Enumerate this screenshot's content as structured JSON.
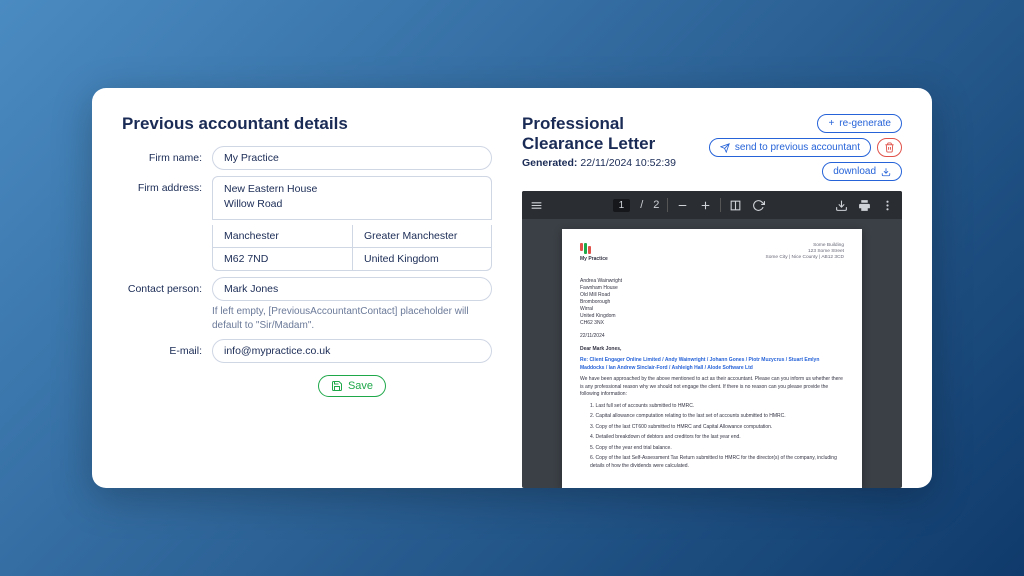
{
  "left": {
    "title": "Previous accountant details",
    "firm_name_label": "Firm name:",
    "firm_name": "My Practice",
    "firm_address_label": "Firm address:",
    "street": "New Eastern House\nWillow Road",
    "city": "Manchester",
    "region": "Greater Manchester",
    "postcode": "M62 7ND",
    "country": "United Kingdom",
    "contact_label": "Contact person:",
    "contact": "Mark Jones",
    "contact_hint": "If left empty, [PreviousAccountantContact] placeholder will default to \"Sir/Madam\".",
    "email_label": "E-mail:",
    "email": "info@mypractice.co.uk",
    "save_label": "Save"
  },
  "right": {
    "title": "Professional Clearance Letter",
    "generated_label": "Generated:",
    "generated": "22/11/2024 10:52:39",
    "regen": "re-generate",
    "send": "send to previous accountant",
    "download": "download"
  },
  "pdf": {
    "page": "1",
    "pages_sep": "/",
    "pages_total": "2"
  },
  "doc": {
    "logo_text": "My Practice",
    "sender_lines": "Some Building\n123 Some Street\nSome City | Nice County | AB12 3CD",
    "recipient": "Andrea Wainwright\nFawnham House\nOld Mill Road\nBromborough\nWirral\nUnited Kingdom\nCH62 3NX",
    "date": "22/11/2024",
    "salutation": "Dear Mark Jones,",
    "re": "Re: Client Engager Online Limited / Andy Wainwright / Johann Gones / Piotr Muzycrus / Stuart Emlyn Maddocks / Ian Andrew Sinclair-Ford / Ashleigh Hall / Alode Software Ltd",
    "para": "We have been approached by the above mentioned to act as their accountant. Please can you inform us whether there is any professional reason why we should not engage the client. If there is no reason can you please provide the following information:",
    "items": [
      "Last full set of accounts submitted to HMRC.",
      "Capital allowance computation relating to the last set of accounts submitted to HMRC.",
      "Copy of the last CT600 submitted to HMRC and Capital Allowance computation.",
      "Detailed breakdown of debtors and creditors for the last year end.",
      "Copy of the year end trial balance.",
      "Copy of the last Self-Assessment Tax Return submitted to HMRC for the director(s) of the company, including details of how the dividends were calculated."
    ]
  }
}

==================================================

[WHAT NEEDS TO BE DONE] Report all lines of the data that include the word "Kingdom".

[WORKED ANSWER]
    "country": "United Kingdom",
    "recipient": "Andrea Wainwright\nFawnham House\nOld Mill Road\nBromborough\nWirral\nUnited Kingdom\nCH62 3NX",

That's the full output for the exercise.